● To be done:
Could every line of the data be printed exactly as it reads?

>>>>>

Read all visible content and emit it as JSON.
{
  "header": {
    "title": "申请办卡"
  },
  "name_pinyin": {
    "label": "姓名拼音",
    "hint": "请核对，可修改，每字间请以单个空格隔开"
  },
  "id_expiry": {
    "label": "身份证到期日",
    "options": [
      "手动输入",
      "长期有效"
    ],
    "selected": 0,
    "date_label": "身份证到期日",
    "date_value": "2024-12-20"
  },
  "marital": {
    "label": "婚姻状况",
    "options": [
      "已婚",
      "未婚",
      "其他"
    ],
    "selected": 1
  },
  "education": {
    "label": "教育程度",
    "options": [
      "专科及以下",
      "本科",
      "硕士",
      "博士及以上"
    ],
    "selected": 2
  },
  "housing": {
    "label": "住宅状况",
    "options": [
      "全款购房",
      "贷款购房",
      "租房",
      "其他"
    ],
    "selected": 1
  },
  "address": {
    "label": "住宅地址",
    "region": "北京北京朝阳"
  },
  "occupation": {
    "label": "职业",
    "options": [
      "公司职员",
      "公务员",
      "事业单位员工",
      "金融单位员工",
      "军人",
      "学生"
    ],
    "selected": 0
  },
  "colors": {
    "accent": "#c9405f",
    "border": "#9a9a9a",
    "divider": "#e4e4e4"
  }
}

<<<<<

● Result of the task:
Read all visible content and emit it as JSON.
{
  "header": {
    "title": "申请办卡"
  },
  "name_pinyin": {
    "label": "姓名拼音",
    "hint": "请核对，可修改，每字间请以单个空格隔开"
  },
  "id_expiry": {
    "label": "身份证到期日",
    "options": [
      "手动输入",
      "长期有效"
    ],
    "selected": 0,
    "date_label": "身份证到期日",
    "date_value": "2024-12-20"
  },
  "marital": {
    "label": "婚姻状况",
    "options": [
      "已婚",
      "未婚",
      "其他"
    ],
    "selected": 1
  },
  "education": {
    "label": "教育程度",
    "options": [
      "专科及以下",
      "本科",
      "硕士",
      "博士及以上"
    ],
    "selected": 2
  },
  "housing": {
    "label": "住宅状况",
    "options": [
      "全款购房",
      "贷款购房",
      "租房",
      "其他"
    ],
    "selected": 1
  },
  "address": {
    "label": "住宅地址",
    "region": "北京北京朝阳"
  },
  "occupation": {
    "label": "职业",
    "options": [
      "公司职员",
      "公务员",
      "事业单位员工",
      "金融单位员工",
      "军人",
      "学生"
    ],
    "selected": 0
  },
  "colors": {
    "accent": "#c9405f",
    "border": "#9a9a9a",
    "divider": "#e4e4e4"
  }
}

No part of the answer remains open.